### What to produce
Transcribe the entries below exactly; leave every image out.

### Dataset rows
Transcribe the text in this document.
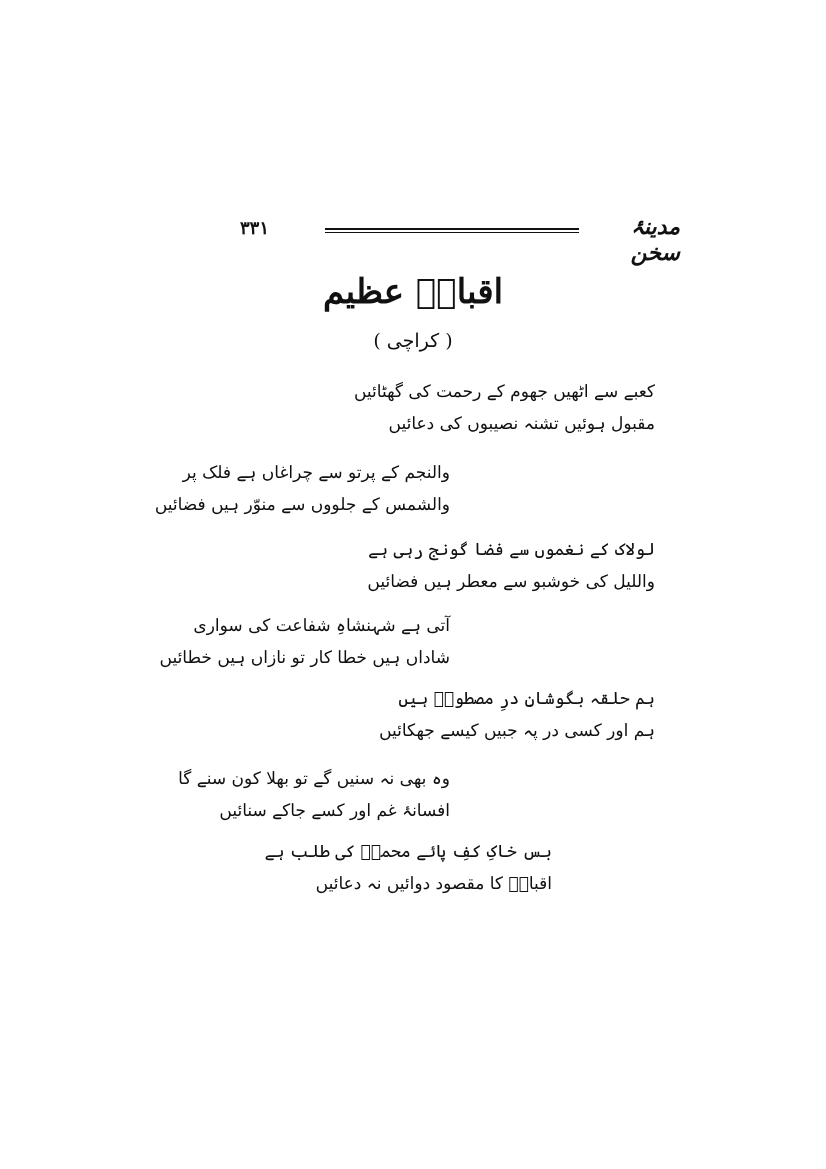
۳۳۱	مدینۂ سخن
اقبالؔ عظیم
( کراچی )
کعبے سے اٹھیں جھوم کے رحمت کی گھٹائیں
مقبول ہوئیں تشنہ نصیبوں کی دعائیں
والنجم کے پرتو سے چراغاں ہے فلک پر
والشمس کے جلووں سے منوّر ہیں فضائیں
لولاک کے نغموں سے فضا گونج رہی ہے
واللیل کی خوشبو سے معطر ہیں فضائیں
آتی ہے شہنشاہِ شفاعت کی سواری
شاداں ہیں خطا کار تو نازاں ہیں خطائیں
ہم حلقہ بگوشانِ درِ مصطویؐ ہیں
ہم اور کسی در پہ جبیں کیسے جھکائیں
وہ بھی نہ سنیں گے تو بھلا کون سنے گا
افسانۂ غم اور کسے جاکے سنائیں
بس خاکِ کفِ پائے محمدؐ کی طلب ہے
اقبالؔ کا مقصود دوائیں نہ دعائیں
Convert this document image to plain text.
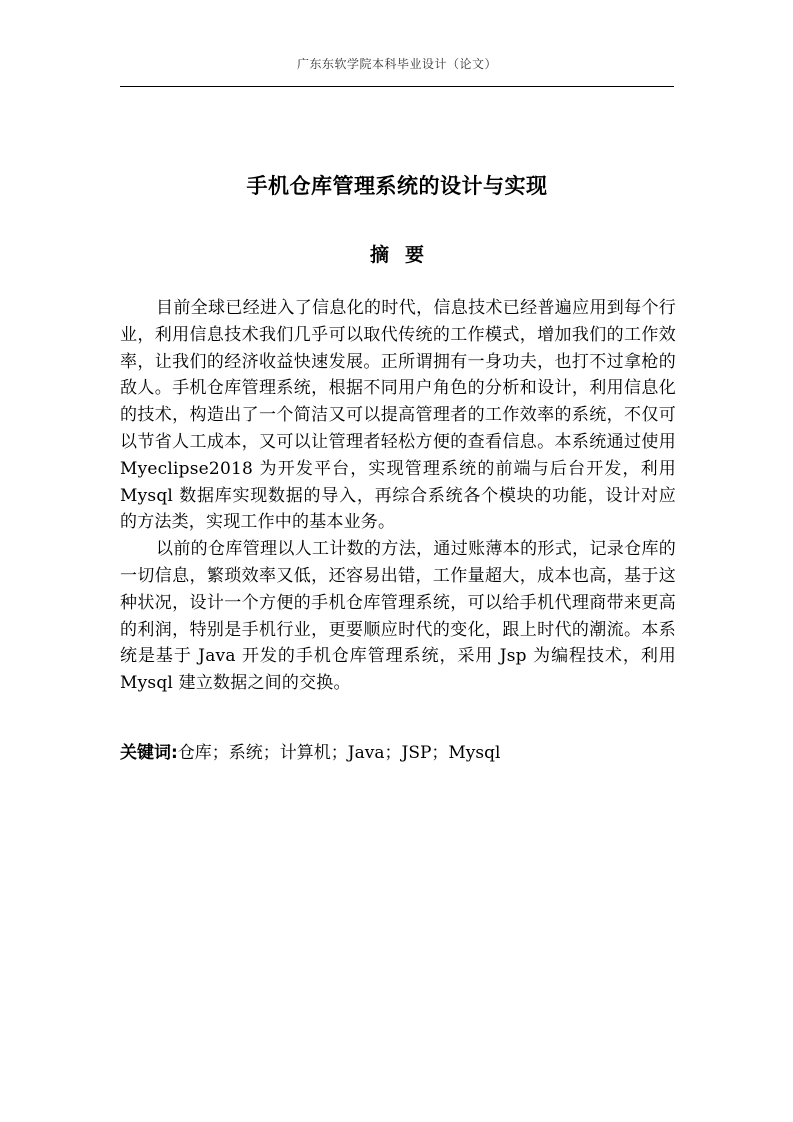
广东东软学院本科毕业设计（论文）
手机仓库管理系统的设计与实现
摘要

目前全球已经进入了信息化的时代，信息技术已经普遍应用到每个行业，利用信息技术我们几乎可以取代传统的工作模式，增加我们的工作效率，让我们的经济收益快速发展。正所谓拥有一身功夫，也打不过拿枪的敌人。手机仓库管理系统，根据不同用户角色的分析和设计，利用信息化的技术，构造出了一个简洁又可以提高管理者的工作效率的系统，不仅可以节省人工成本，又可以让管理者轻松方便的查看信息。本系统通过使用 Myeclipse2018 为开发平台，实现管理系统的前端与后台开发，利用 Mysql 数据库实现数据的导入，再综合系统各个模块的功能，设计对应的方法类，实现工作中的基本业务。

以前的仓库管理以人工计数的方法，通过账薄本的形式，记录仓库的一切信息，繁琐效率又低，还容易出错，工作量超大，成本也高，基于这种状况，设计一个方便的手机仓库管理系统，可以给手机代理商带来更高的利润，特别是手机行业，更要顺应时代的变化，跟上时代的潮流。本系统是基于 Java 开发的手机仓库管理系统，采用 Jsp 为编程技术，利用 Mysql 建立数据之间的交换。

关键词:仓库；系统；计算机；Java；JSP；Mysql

### Finished task
Transcribe the text in this document.
۳۳۱	مدینۂ سخن
اقبالؔ عظیم
( کراچی )
کعبے سے اٹھیں جھوم کے رحمت کی گھٹائیں
مقبول ہوئیں تشنہ نصیبوں کی دعائیں
والنجم کے پرتو سے چراغاں ہے فلک پر
والشمس کے جلووں سے منوّر ہیں فضائیں
لولاک کے نغموں سے فضا گونج رہی ہے
واللیل کی خوشبو سے معطر ہیں فضائیں
آتی ہے شہنشاہِ شفاعت کی سواری
شاداں ہیں خطا کار تو نازاں ہیں خطائیں
ہم حلقہ بگوشانِ درِ مصطویؐ ہیں
ہم اور کسی در پہ جبیں کیسے جھکائیں
وہ بھی نہ سنیں گے تو بھلا کون سنے گا
افسانۂ غم اور کسے جاکے سنائیں
بس خاکِ کفِ پائے محمدؐ کی طلب ہے
اقبالؔ کا مقصود دوائیں نہ دعائیں
Convert this document image to plain text.
广东东软学院本科毕业设计（论文）
手机仓库管理系统的设计与实现
摘要

目前全球已经进入了信息化的时代，信息技术已经普遍应用到每个行业，利用信息技术我们几乎可以取代传统的工作模式，增加我们的工作效率，让我们的经济收益快速发展。正所谓拥有一身功夫，也打不过拿枪的敌人。手机仓库管理系统，根据不同用户角色的分析和设计，利用信息化的技术，构造出了一个简洁又可以提高管理者的工作效率的系统，不仅可以节省人工成本，又可以让管理者轻松方便的查看信息。本系统通过使用 Myeclipse2018 为开发平台，实现管理系统的前端与后台开发，利用 Mysql 数据库实现数据的导入，再综合系统各个模块的功能，设计对应的方法类，实现工作中的基本业务。

以前的仓库管理以人工计数的方法，通过账薄本的形式，记录仓库的一切信息，繁琐效率又低，还容易出错，工作量超大，成本也高，基于这种状况，设计一个方便的手机仓库管理系统，可以给手机代理商带来更高的利润，特别是手机行业，更要顺应时代的变化，跟上时代的潮流。本系统是基于 Java 开发的手机仓库管理系统，采用 Jsp 为编程技术，利用 Mysql 建立数据之间的交换。

关键词:仓库；系统；计算机；Java；JSP；Mysql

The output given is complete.